## [Entries]
[Start]
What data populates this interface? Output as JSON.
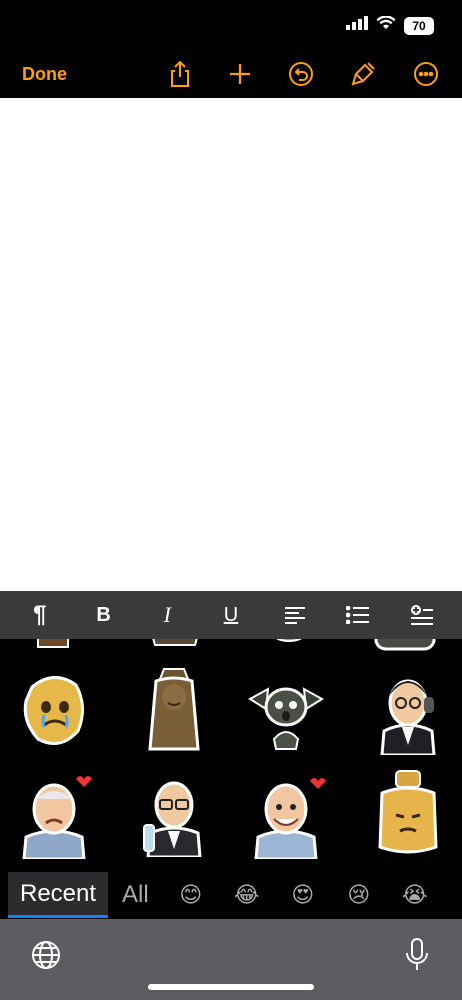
{
  "status": {
    "battery": "70",
    "signal_icon": "signal-icon",
    "wifi_icon": "wifi-icon"
  },
  "nav": {
    "done_label": "Done",
    "accent": "#ff9f0a",
    "icons": [
      "share-icon",
      "add-icon",
      "undo-icon",
      "markup-icon",
      "more-icon"
    ]
  },
  "format_toolbar": {
    "paragraph": "¶",
    "bold": "B",
    "italic": "I",
    "underline": "U"
  },
  "stickers": [
    "gold-nugget-sticker",
    "wooden-statue-sticker",
    "gargoyle-sticker",
    "man-headphones-sticker",
    "old-man-heart-sticker",
    "man-glasses-bottle-sticker",
    "old-man-smiling-sticker",
    "perfume-bottle-sticker"
  ],
  "categories": {
    "recent": "Recent",
    "all": "All",
    "emojis": [
      "😊",
      "😂",
      "😍",
      "😢",
      "😭"
    ]
  }
}
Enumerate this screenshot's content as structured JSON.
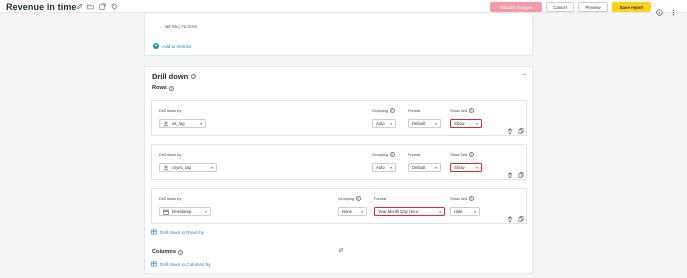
{
  "header": {
    "title": "Revenue in time",
    "buttons": {
      "discard": "Discard changes",
      "cancel": "Cancel",
      "preview": "Preview",
      "save": "Save report"
    }
  },
  "metrics_section": {
    "metric_filters_label": "METRIC FILTERS",
    "add_to_metrics_label": "Add to metrics"
  },
  "drill_down": {
    "title": "Drill down",
    "rows_title": "Rows",
    "columns_title": "Columns",
    "rows": [
      {
        "drill_label": "Drill down by",
        "field": "os_tag",
        "grouping_label": "Grouping",
        "grouping": "Auto",
        "format_label": "Format",
        "format": "Default",
        "show_na_label": "Show N/A",
        "show_na": "Show"
      },
      {
        "drill_label": "Drill down by",
        "field": "csync_tag",
        "grouping_label": "Grouping",
        "grouping": "Auto",
        "format_label": "Format",
        "format": "Default",
        "show_na_label": "Show N/A",
        "show_na": "Show"
      },
      {
        "drill_label": "Drill down by",
        "field": "timestamp",
        "grouping_label": "Grouping",
        "grouping": "None",
        "format_label": "Format",
        "format": "Year Month Day Hour",
        "show_na_label": "Show N/A",
        "show_na": "Hide"
      }
    ],
    "drill_rows_link": "Drill down in Rows by",
    "drill_columns_link": "Drill down in Columns by"
  },
  "colors": {
    "accent_link": "#2a7db8",
    "save_button": "#ffd21f",
    "discard_button": "#f29aa9",
    "highlight_border": "#d92a35"
  }
}
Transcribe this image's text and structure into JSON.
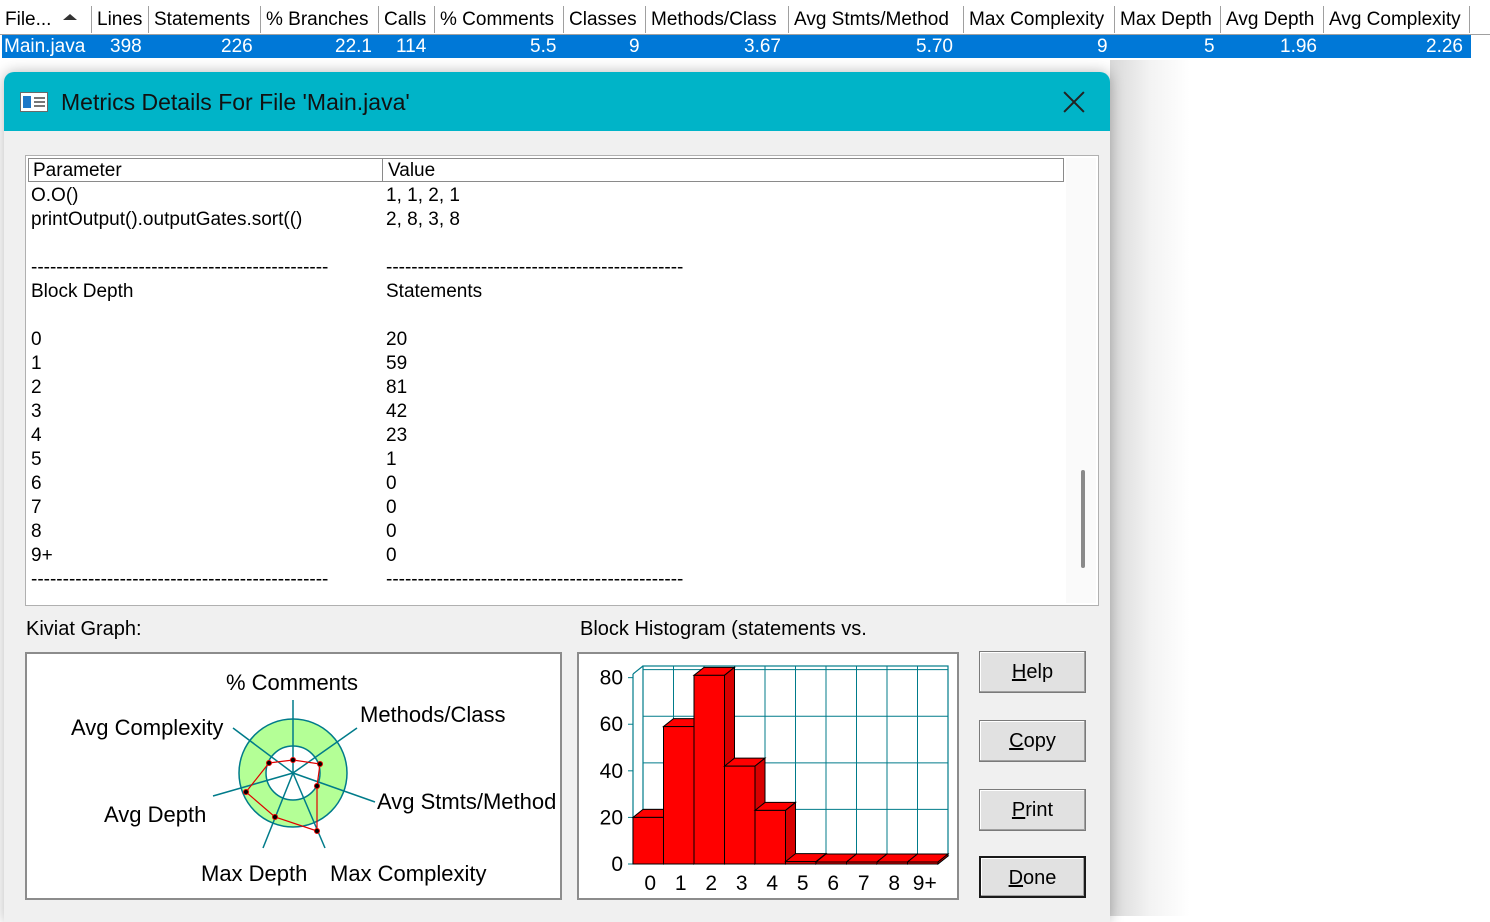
{
  "file_list": {
    "columns": [
      "File...",
      "Lines",
      "Statements",
      "% Branches",
      "Calls",
      "% Comments",
      "Classes",
      "Methods/Class",
      "Avg Stmts/Method",
      "Max Complexity",
      "Max Depth",
      "Avg Depth",
      "Avg Complexity"
    ],
    "row": [
      "Main.java",
      "398",
      "226",
      "22.1",
      "114",
      "5.5",
      "9",
      "3.67",
      "5.70",
      "9",
      "5",
      "1.96",
      "2.26"
    ]
  },
  "dialog": {
    "title": "Metrics Details For File 'Main.java'",
    "grid": {
      "headers": [
        "Parameter",
        "Value"
      ],
      "rows": [
        [
          "O.O()",
          "1, 1, 2, 1"
        ],
        [
          "printOutput().outputGates.sort(()",
          "2, 8, 3, 8"
        ],
        [
          "",
          ""
        ],
        [
          "-----------------------------------------------",
          "-----------------------------------------------"
        ],
        [
          "Block Depth",
          "Statements"
        ],
        [
          "",
          ""
        ],
        [
          "0",
          "20"
        ],
        [
          "1",
          "59"
        ],
        [
          "2",
          "81"
        ],
        [
          "3",
          "42"
        ],
        [
          "4",
          "23"
        ],
        [
          "5",
          "1"
        ],
        [
          "6",
          "0"
        ],
        [
          "7",
          "0"
        ],
        [
          "8",
          "0"
        ],
        [
          "9+",
          "0"
        ],
        [
          "-----------------------------------------------",
          "-----------------------------------------------"
        ]
      ]
    },
    "kiviat_label": "Kiviat Graph:",
    "histogram_label": "Block Histogram (statements vs.",
    "buttons": {
      "help": {
        "accel": "H",
        "rest": "elp"
      },
      "copy": {
        "accel": "C",
        "rest": "opy"
      },
      "print": {
        "accel": "P",
        "rest": "rint"
      },
      "done": {
        "accel": "D",
        "rest": "one"
      }
    }
  },
  "chart_data": [
    {
      "type": "radar",
      "axes": [
        "% Comments",
        "Methods/Class",
        "Avg Stmts/Method",
        "Max Complexity",
        "Max Depth",
        "Avg Depth",
        "Avg Complexity"
      ],
      "ring_colors": {
        "outer": "#b4ff96",
        "inner": "#ffffff",
        "spokes": "#007b8a",
        "polyline": "#e00000"
      }
    },
    {
      "type": "bar",
      "categories": [
        "0",
        "1",
        "2",
        "3",
        "4",
        "5",
        "6",
        "7",
        "8",
        "9+"
      ],
      "values": [
        20,
        59,
        81,
        42,
        23,
        1,
        0,
        0,
        0,
        0
      ],
      "yticks": [
        "0",
        "20",
        "40",
        "60",
        "80"
      ],
      "ylim": [
        0,
        85
      ],
      "bar_color": "#ff0000",
      "grid": true,
      "grid_color": "#007b8a"
    }
  ]
}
[End]
## [Work required]
Print out the lines exactly, skipping any picture.

## [Solved exercise]
What data populates this interface? Output as JSON.
{
  "status": {
    "battery": "70",
    "signal_icon": "signal-icon",
    "wifi_icon": "wifi-icon"
  },
  "nav": {
    "done_label": "Done",
    "accent": "#ff9f0a",
    "icons": [
      "share-icon",
      "add-icon",
      "undo-icon",
      "markup-icon",
      "more-icon"
    ]
  },
  "format_toolbar": {
    "paragraph": "¶",
    "bold": "B",
    "italic": "I",
    "underline": "U"
  },
  "stickers": [
    "gold-nugget-sticker",
    "wooden-statue-sticker",
    "gargoyle-sticker",
    "man-headphones-sticker",
    "old-man-heart-sticker",
    "man-glasses-bottle-sticker",
    "old-man-smiling-sticker",
    "perfume-bottle-sticker"
  ],
  "categories": {
    "recent": "Recent",
    "all": "All",
    "emojis": [
      "😊",
      "😂",
      "😍",
      "😢",
      "😭"
    ]
  }
}
Enumerate this screenshot's content as structured JSON.
{
  "header": {
    "title": "Revenue in time",
    "buttons": {
      "discard": "Discard changes",
      "cancel": "Cancel",
      "preview": "Preview",
      "save": "Save report"
    }
  },
  "metrics_section": {
    "metric_filters_label": "METRIC FILTERS",
    "add_to_metrics_label": "Add to metrics"
  },
  "drill_down": {
    "title": "Drill down",
    "rows_title": "Rows",
    "columns_title": "Columns",
    "rows": [
      {
        "drill_label": "Drill down by",
        "field": "os_tag",
        "grouping_label": "Grouping",
        "grouping": "Auto",
        "format_label": "Format",
        "format": "Default",
        "show_na_label": "Show N/A",
        "show_na": "Show"
      },
      {
        "drill_label": "Drill down by",
        "field": "csync_tag",
        "grouping_label": "Grouping",
        "grouping": "Auto",
        "format_label": "Format",
        "format": "Default",
        "show_na_label": "Show N/A",
        "show_na": "Show"
      },
      {
        "drill_label": "Drill down by",
        "field": "timestamp",
        "grouping_label": "Grouping",
        "grouping": "None",
        "format_label": "Format",
        "format": "Year Month Day Hour",
        "show_na_label": "Show N/A",
        "show_na": "Hide"
      }
    ],
    "drill_rows_link": "Drill down in Rows by",
    "drill_columns_link": "Drill down in Columns by"
  },
  "colors": {
    "accent_link": "#2a7db8",
    "save_button": "#ffd21f",
    "discard_button": "#f29aa9",
    "highlight_border": "#d92a35"
  }
}
Transcribe this image's text and structure into JSON.
{
  "file_list": {
    "columns": [
      "File...",
      "Lines",
      "Statements",
      "% Branches",
      "Calls",
      "% Comments",
      "Classes",
      "Methods/Class",
      "Avg Stmts/Method",
      "Max Complexity",
      "Max Depth",
      "Avg Depth",
      "Avg Complexity"
    ],
    "row": [
      "Main.java",
      "398",
      "226",
      "22.1",
      "114",
      "5.5",
      "9",
      "3.67",
      "5.70",
      "9",
      "5",
      "1.96",
      "2.26"
    ]
  },
  "dialog": {
    "title": "Metrics Details For File 'Main.java'",
    "grid": {
      "headers": [
        "Parameter",
        "Value"
      ],
      "rows": [
        [
          "O.O()",
          "1, 1, 2, 1"
        ],
        [
          "printOutput().outputGates.sort(()",
          "2, 8, 3, 8"
        ],
        [
          "",
          ""
        ],
        [
          "-----------------------------------------------",
          "-----------------------------------------------"
        ],
        [
          "Block Depth",
          "Statements"
        ],
        [
          "",
          ""
        ],
        [
          "0",
          "20"
        ],
        [
          "1",
          "59"
        ],
        [
          "2",
          "81"
        ],
        [
          "3",
          "42"
        ],
        [
          "4",
          "23"
        ],
        [
          "5",
          "1"
        ],
        [
          "6",
          "0"
        ],
        [
          "7",
          "0"
        ],
        [
          "8",
          "0"
        ],
        [
          "9+",
          "0"
        ],
        [
          "-----------------------------------------------",
          "-----------------------------------------------"
        ]
      ]
    },
    "kiviat_label": "Kiviat Graph:",
    "histogram_label": "Block Histogram (statements vs.",
    "buttons": {
      "help": {
        "accel": "H",
        "rest": "elp"
      },
      "copy": {
        "accel": "C",
        "rest": "opy"
      },
      "print": {
        "accel": "P",
        "rest": "rint"
      },
      "done": {
        "accel": "D",
        "rest": "one"
      }
    }
  },
  "chart_data": [
    {
      "type": "radar",
      "axes": [
        "% Comments",
        "Methods/Class",
        "Avg Stmts/Method",
        "Max Complexity",
        "Max Depth",
        "Avg Depth",
        "Avg Complexity"
      ],
      "ring_colors": {
        "outer": "#b4ff96",
        "inner": "#ffffff",
        "spokes": "#007b8a",
        "polyline": "#e00000"
      }
    },
    {
      "type": "bar",
      "categories": [
        "0",
        "1",
        "2",
        "3",
        "4",
        "5",
        "6",
        "7",
        "8",
        "9+"
      ],
      "values": [
        20,
        59,
        81,
        42,
        23,
        1,
        0,
        0,
        0,
        0
      ],
      "yticks": [
        "0",
        "20",
        "40",
        "60",
        "80"
      ],
      "ylim": [
        0,
        85
      ],
      "bar_color": "#ff0000",
      "grid": true,
      "grid_color": "#007b8a"
    }
  ]
}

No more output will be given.